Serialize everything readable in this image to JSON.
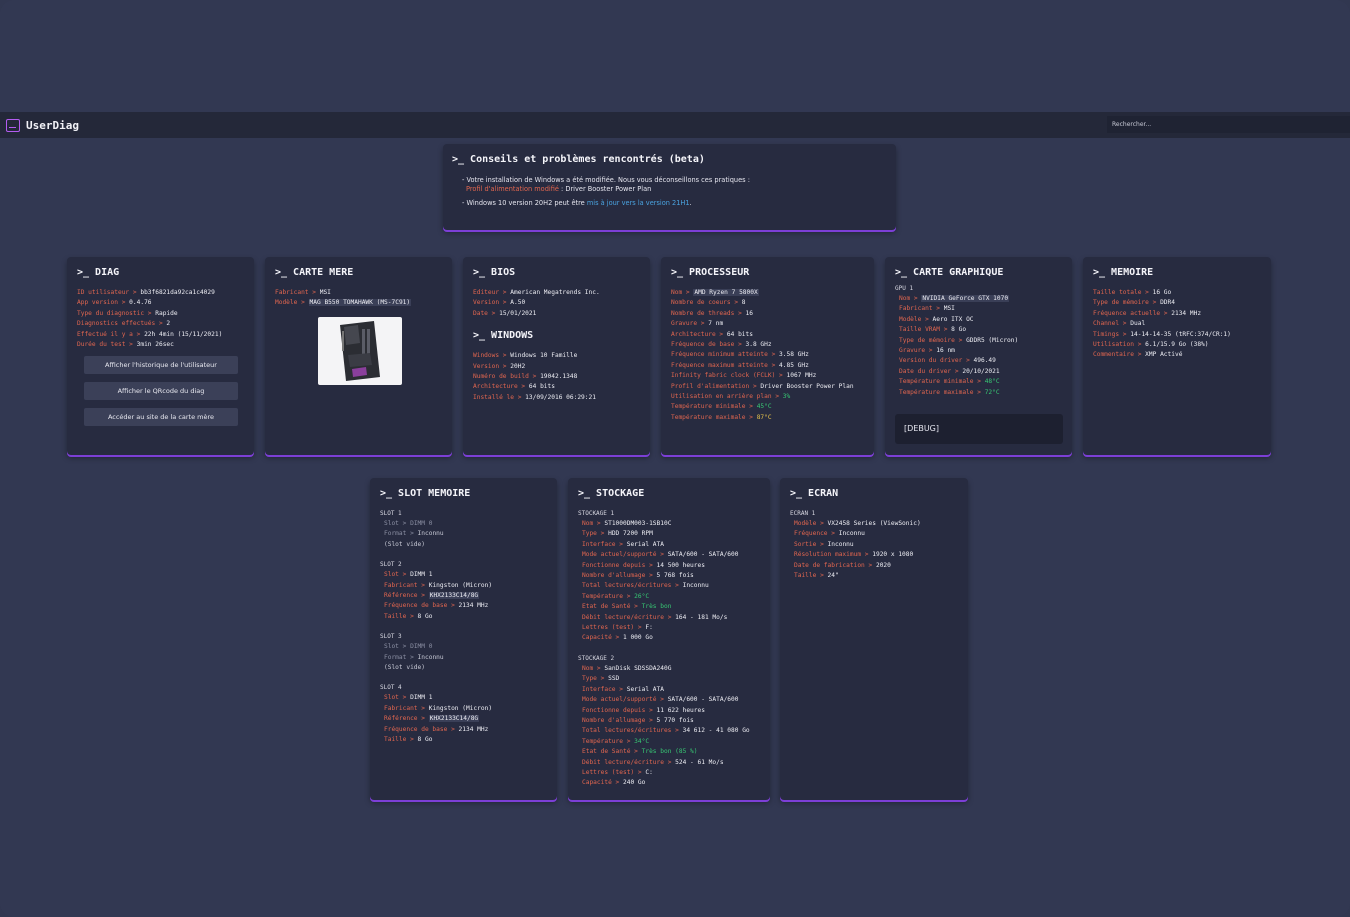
{
  "app": {
    "title": "UserDiag",
    "search_placeholder": "Rechercher..."
  },
  "colors": {
    "background": "#323852",
    "card": "#272b40",
    "navbar": "#242839",
    "accent": "#7c3fd6",
    "key": "#e1664f",
    "green": "#37c873",
    "yellow": "#e6c34a",
    "link_blue": "#4aa3e0"
  },
  "advice": {
    "title": ">_ Conseils et problèmes rencontrés (beta)",
    "line1": "- Votre installation de Windows a été modifiée. Nous vous déconseillons ces pratiques :",
    "line1_link": "Profil d'alimentation modifié",
    "line1_rest": " : Driver Booster Power Plan",
    "line2_pre": "- Windows 10 version 20H2 peut être ",
    "line2_link": "mis à jour vers la version 21H1",
    "line2_post": "."
  },
  "diag": {
    "title": ">_ DIAG",
    "rows": [
      {
        "k": "ID utilisateur",
        "v": "bb3f6821da92ca1c4029"
      },
      {
        "k": "App version",
        "v": "0.4.76"
      },
      {
        "k": "Type du diagnostic",
        "v": "Rapide"
      },
      {
        "k": "Diagnostics effectués",
        "v": "2"
      },
      {
        "k": "Effectué il y a",
        "v": "22h 4min (15/11/2021)"
      },
      {
        "k": "Durée du test",
        "v": "3min 26sec"
      }
    ],
    "buttons": [
      "Afficher l'historique de l'utilisateur",
      "Afficher le QRcode du diag",
      "Accéder au site de la carte mère"
    ]
  },
  "motherboard": {
    "title": ">_ CARTE MERE",
    "rows": [
      {
        "k": "Fabricant",
        "v": "MSI"
      },
      {
        "k": "Modèle",
        "v": "MAG B550 TOMAHAWK (MS-7C91)"
      }
    ]
  },
  "bios": {
    "title": ">_ BIOS",
    "rows": [
      {
        "k": "Editeur",
        "v": "American Megatrends Inc."
      },
      {
        "k": "Version",
        "v": "A.50"
      },
      {
        "k": "Date",
        "v": "15/01/2021"
      }
    ]
  },
  "windows": {
    "title": ">_ WINDOWS",
    "rows": [
      {
        "k": "Windows",
        "v": "Windows 10 Famille"
      },
      {
        "k": "Version",
        "v": "20H2"
      },
      {
        "k": "Numéro de build",
        "v": "19042.1348"
      },
      {
        "k": "Architecture",
        "v": "64 bits"
      },
      {
        "k": "Installé le",
        "v": "13/09/2016 06:29:21"
      }
    ]
  },
  "cpu": {
    "title": ">_ PROCESSEUR",
    "rows": [
      {
        "k": "Nom",
        "v": "AMD Ryzen 7 5800X"
      },
      {
        "k": "Nombre de coeurs",
        "v": "8"
      },
      {
        "k": "Nombre de threads",
        "v": "16"
      },
      {
        "k": "Gravure",
        "v": "7 nm"
      },
      {
        "k": "Architecture",
        "v": "64 bits"
      },
      {
        "k": "Fréquence de base",
        "v": "3.8 GHz"
      },
      {
        "k": "Fréquence minimum atteinte",
        "v": "3.58 GHz"
      },
      {
        "k": "Fréquence maximum atteinte",
        "v": "4.85 GHz"
      },
      {
        "k": "Infinity fabric clock (FCLK)",
        "v": "1067 MHz"
      },
      {
        "k": "Profil d'alimentation",
        "v": "Driver Booster Power Plan"
      },
      {
        "k": "Utilisation en arrière plan",
        "v": "3%"
      },
      {
        "k": "Température minimale",
        "v": "45°C"
      },
      {
        "k": "Température maximale",
        "v": "87°C"
      }
    ]
  },
  "gpu": {
    "title": ">_ CARTE GRAPHIQUE",
    "subtitle": "GPU 1",
    "rows": [
      {
        "k": "Nom",
        "v": "NVIDIA GeForce GTX 1070"
      },
      {
        "k": "Fabricant",
        "v": "MSI"
      },
      {
        "k": "Modèle",
        "v": "Aero ITX OC"
      },
      {
        "k": "Taille VRAM",
        "v": "8 Go"
      },
      {
        "k": "Type de mémoire",
        "v": "GDDR5 (Micron)"
      },
      {
        "k": "Gravure",
        "v": "16 nm"
      },
      {
        "k": "Version du driver",
        "v": "496.49"
      },
      {
        "k": "Date du driver",
        "v": "20/10/2021"
      },
      {
        "k": "Température minimale",
        "v": "48°C"
      },
      {
        "k": "Température maximale",
        "v": "72°C"
      }
    ],
    "debug": "[DEBUG]"
  },
  "memory": {
    "title": ">_ MEMOIRE",
    "rows": [
      {
        "k": "Taille totale",
        "v": "16 Go"
      },
      {
        "k": "Type de mémoire",
        "v": "DDR4"
      },
      {
        "k": "Fréquence actuelle",
        "v": "2134 MHz"
      },
      {
        "k": "Channel",
        "v": "Dual"
      },
      {
        "k": "Timings",
        "v": "14-14-14-35 (tRFC:374/CR:1)"
      },
      {
        "k": "Utilisation",
        "v": "6.1/15.9 Go (38%)"
      },
      {
        "k": "Commentaire",
        "v": "XMP Activé"
      }
    ]
  },
  "slots": {
    "title": ">_ SLOT MEMOIRE",
    "slot1": {
      "label": "SLOT 1",
      "rows": [
        {
          "k": "Slot",
          "v": "DIMM 0"
        },
        {
          "k": "Format",
          "v": "Inconnu"
        }
      ],
      "note": "(Slot vide)"
    },
    "slot2": {
      "label": "SLOT 2",
      "rows": [
        {
          "k": "Slot",
          "v": "DIMM 1"
        },
        {
          "k": "Fabricant",
          "v": "Kingston (Micron)"
        },
        {
          "k": "Référence",
          "v": "KHX2133C14/8G"
        },
        {
          "k": "Fréquence de base",
          "v": "2134 MHz"
        },
        {
          "k": "Taille",
          "v": "8 Go"
        }
      ]
    },
    "slot3": {
      "label": "SLOT 3",
      "rows": [
        {
          "k": "Slot",
          "v": "DIMM 0"
        },
        {
          "k": "Format",
          "v": "Inconnu"
        }
      ],
      "note": "(Slot vide)"
    },
    "slot4": {
      "label": "SLOT 4",
      "rows": [
        {
          "k": "Slot",
          "v": "DIMM 1"
        },
        {
          "k": "Fabricant",
          "v": "Kingston (Micron)"
        },
        {
          "k": "Référence",
          "v": "KHX2133C14/8G"
        },
        {
          "k": "Fréquence de base",
          "v": "2134 MHz"
        },
        {
          "k": "Taille",
          "v": "8 Go"
        }
      ]
    }
  },
  "storage": {
    "title": ">_ STOCKAGE",
    "disk1": {
      "label": "STOCKAGE 1",
      "rows": [
        {
          "k": "Nom",
          "v": "ST1000DM003-1SB10C"
        },
        {
          "k": "Type",
          "v": "HDD 7200 RPM"
        },
        {
          "k": "Interface",
          "v": "Serial ATA"
        },
        {
          "k": "Mode actuel/supporté",
          "v": "SATA/600 - SATA/600"
        },
        {
          "k": "Fonctionne depuis",
          "v": "14 500 heures"
        },
        {
          "k": "Nombre d'allumage",
          "v": "5 768 fois"
        },
        {
          "k": "Total lectures/écritures",
          "v": "Inconnu"
        },
        {
          "k": "Température",
          "v": "26°C"
        },
        {
          "k": "Etat de Santé",
          "v": "Très bon"
        },
        {
          "k": "Débit lecture/écriture",
          "v": "164 - 181 Mo/s"
        },
        {
          "k": "Lettres (test)",
          "v": "F:"
        },
        {
          "k": "Capacité",
          "v": "1 000 Go"
        }
      ]
    },
    "disk2": {
      "label": "STOCKAGE 2",
      "rows": [
        {
          "k": "Nom",
          "v": "SanDisk SDSSDA240G"
        },
        {
          "k": "Type",
          "v": "SSD"
        },
        {
          "k": "Interface",
          "v": "Serial ATA"
        },
        {
          "k": "Mode actuel/supporté",
          "v": "SATA/600 - SATA/600"
        },
        {
          "k": "Fonctionne depuis",
          "v": "11 622 heures"
        },
        {
          "k": "Nombre d'allumage",
          "v": "5 770 fois"
        },
        {
          "k": "Total lectures/écritures",
          "v": "34 612 - 41 080 Go"
        },
        {
          "k": "Température",
          "v": "34°C"
        },
        {
          "k": "Etat de Santé",
          "v": "Très bon (85 %)"
        },
        {
          "k": "Débit lecture/écriture",
          "v": "524 - 61 Mo/s"
        },
        {
          "k": "Lettres (test)",
          "v": "C:"
        },
        {
          "k": "Capacité",
          "v": "240 Go"
        }
      ]
    }
  },
  "screen": {
    "title": ">_ ECRAN",
    "subtitle": "ECRAN 1",
    "rows": [
      {
        "k": "Modèle",
        "v": "VX2458 Series (ViewSonic)"
      },
      {
        "k": "Fréquence",
        "v": "Inconnu"
      },
      {
        "k": "Sortie",
        "v": "Inconnu"
      },
      {
        "k": "Résolution maximum",
        "v": "1920 x 1080"
      },
      {
        "k": "Date de fabrication",
        "v": "2020"
      },
      {
        "k": "Taille",
        "v": "24\""
      }
    ]
  }
}
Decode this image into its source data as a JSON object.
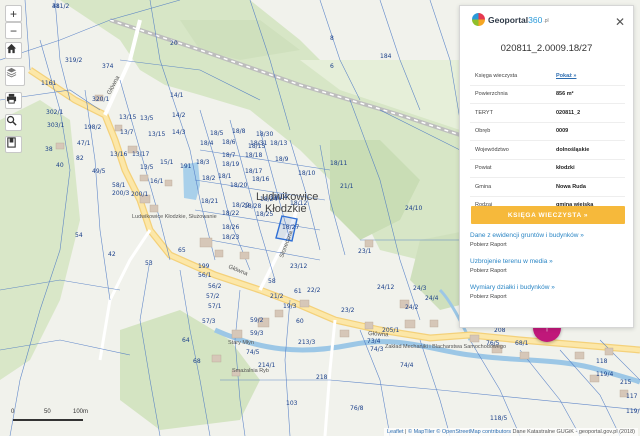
{
  "map": {
    "place_name_1": "Ludwikowice",
    "place_name_2": "Kłodzkie",
    "road_name_1": "Główna",
    "road_name_2": "Słoneczna",
    "parcel_labels": [
      "311/2",
      "20",
      "8",
      "319/2",
      "374",
      "6",
      "184",
      "1161",
      "320/1",
      "14/1",
      "14/2",
      "302/1",
      "13/15",
      "13/5",
      "13/7",
      "13/15",
      "198/2",
      "303/1",
      "47/1",
      "14/3",
      "13/16",
      "13/17",
      "13/5",
      "15/1",
      "38",
      "40",
      "49/5",
      "16/1",
      "191",
      "18/6",
      "18/7",
      "18/9",
      "18/10",
      "18/11",
      "18/19",
      "18/18",
      "18/17",
      "18/15",
      "18/13",
      "18/14",
      "18/16",
      "18/12",
      "18/21",
      "18/22",
      "18/25",
      "18/24",
      "18/26",
      "18/23",
      "18/27",
      "18/20",
      "18/28",
      "18/29",
      "18/31",
      "18/2",
      "18/3",
      "18/4",
      "18/5",
      "18/8",
      "18/30",
      "18/1",
      "21/1",
      "24/10",
      "200/1",
      "200/3",
      "58/1",
      "42",
      "54",
      "53",
      "65",
      "199",
      "56/1",
      "56/2",
      "57/2",
      "57/1",
      "57/3",
      "58",
      "19/3",
      "60",
      "59/2",
      "59/3",
      "61",
      "68",
      "64",
      "23/1",
      "23/2",
      "24/12",
      "22/2",
      "23/12",
      "21/2",
      "24/2",
      "24/4",
      "24/3",
      "205/1",
      "73/4",
      "74/3",
      "74/4",
      "74/5",
      "213/3",
      "214/1",
      "208",
      "68/1",
      "76/5",
      "76/8",
      "103",
      "218",
      "215",
      "117",
      "118",
      "119/4",
      "119/5",
      "118/5",
      "82",
      "48"
    ],
    "small_labels": [
      "Ludwikowice Kłodzkie, Służowanie",
      "Stary Młyn",
      "Smażalnia Ryb",
      "Zakład Mechaniki i Blacharstwa Samochodowego"
    ]
  },
  "controls": {
    "zoom_in": "+",
    "zoom_out": "−",
    "home_icon": "home-icon",
    "layers_icon": "layers-icon",
    "print_icon": "print-icon",
    "search_icon": "search-icon",
    "bookmark_icon": "bookmark-icon"
  },
  "scale": {
    "t0": "0",
    "t1": "50",
    "t2": "100m"
  },
  "attribution": {
    "leaflet": "Leaflet",
    "maptiler": "© MapTiler",
    "osm": "© OpenStreetMap contributors",
    "rest": "Dane Katastralne GUGiK - geoportal.gov.pl (2018)"
  },
  "panel": {
    "logo_geoportal": "Geoportal",
    "logo_360": "360",
    "logo_pl": ".pl",
    "parcel_id": "020811_2.0009.18/27",
    "attributes": [
      {
        "key": "Księga wieczysta",
        "value": "Pokaż »",
        "link": true
      },
      {
        "key": "Powierzchnia",
        "value": "856 m²",
        "link": false
      },
      {
        "key": "TERYT",
        "value": "020811_2",
        "link": false
      },
      {
        "key": "Obręb",
        "value": "0009",
        "link": false
      },
      {
        "key": "Województwo",
        "value": "dolnośląskie",
        "link": false
      },
      {
        "key": "Powiat",
        "value": "kłodzki",
        "link": false
      },
      {
        "key": "Gmina",
        "value": "Nowa Ruda",
        "link": false
      },
      {
        "key": "Rodzaj",
        "value": "gmina wiejska",
        "link": false
      }
    ],
    "kw_button": "KSIĘGA WIECZYSTA »",
    "sections": [
      {
        "title": "Dane z ewidencji gruntów i budynków »",
        "sub": "Pobierz Raport"
      },
      {
        "title": "Uzbrojenie terenu w media »",
        "sub": "Pobierz Raport"
      },
      {
        "title": "Wymiary działki i budynków »",
        "sub": "Pobierz Raport"
      }
    ]
  },
  "fab_icon": "arrow-up-icon",
  "colors": {
    "accent_orange": "#f6b93b",
    "link_blue": "#2b86c5",
    "fab_magenta": "#c0187a",
    "parcel_line": "#2e6fd6"
  }
}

====

THE REQUEST
Reproduce each line holding the word "value".

THE OUTPUT
        "value": "Pokaż »",
        "value": "856 m²",
        "value": "020811_2",
        "value": "0009",
        "value": "dolnośląskie",
        "value": "kłodzki",
        "value": "Nowa Ruda",
        "value": "gmina wiejska",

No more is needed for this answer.